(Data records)
(begin)

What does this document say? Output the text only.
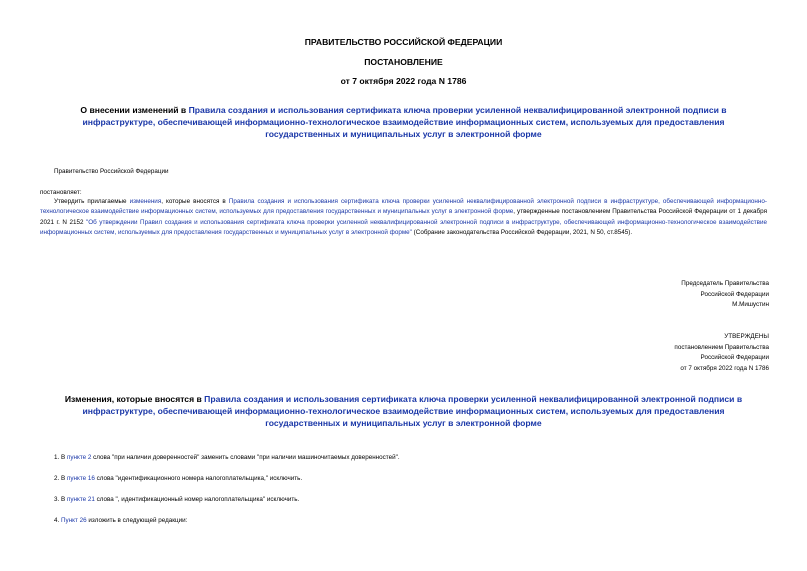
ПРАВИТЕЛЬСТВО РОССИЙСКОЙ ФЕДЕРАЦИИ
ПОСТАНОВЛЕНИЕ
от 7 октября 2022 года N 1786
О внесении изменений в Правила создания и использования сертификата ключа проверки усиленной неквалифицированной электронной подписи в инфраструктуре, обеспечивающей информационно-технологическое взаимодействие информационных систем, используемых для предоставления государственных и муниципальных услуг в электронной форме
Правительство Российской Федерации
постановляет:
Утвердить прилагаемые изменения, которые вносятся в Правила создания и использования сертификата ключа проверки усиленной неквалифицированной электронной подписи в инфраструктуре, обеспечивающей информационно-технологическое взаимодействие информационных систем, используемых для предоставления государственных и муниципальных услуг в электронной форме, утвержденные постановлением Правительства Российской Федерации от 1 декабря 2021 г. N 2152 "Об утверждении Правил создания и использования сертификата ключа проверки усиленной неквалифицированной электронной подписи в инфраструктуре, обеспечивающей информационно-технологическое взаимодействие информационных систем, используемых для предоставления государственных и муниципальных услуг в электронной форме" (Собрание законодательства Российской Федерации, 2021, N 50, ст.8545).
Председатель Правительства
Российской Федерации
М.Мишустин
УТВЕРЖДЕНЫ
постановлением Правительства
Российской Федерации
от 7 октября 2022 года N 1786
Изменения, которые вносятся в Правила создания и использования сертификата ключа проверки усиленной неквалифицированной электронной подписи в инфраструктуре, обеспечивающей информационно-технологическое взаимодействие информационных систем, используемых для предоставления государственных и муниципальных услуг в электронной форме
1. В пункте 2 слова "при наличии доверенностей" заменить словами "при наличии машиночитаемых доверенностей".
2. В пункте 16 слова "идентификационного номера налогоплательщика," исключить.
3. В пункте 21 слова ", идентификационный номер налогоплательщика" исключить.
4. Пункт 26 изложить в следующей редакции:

(end)

Using the listing above, locate the lines that hold "слова" and copy each one.

1. В пункте 2 слова "при наличии доверенностей" заменить словами "при наличии машиночитаемых доверенностей".
2. В пункте 16 слова "идентификационного номера налогоплательщика," исключить.
3. В пункте 21 слова ", идентификационный номер налогоплательщика" исключить.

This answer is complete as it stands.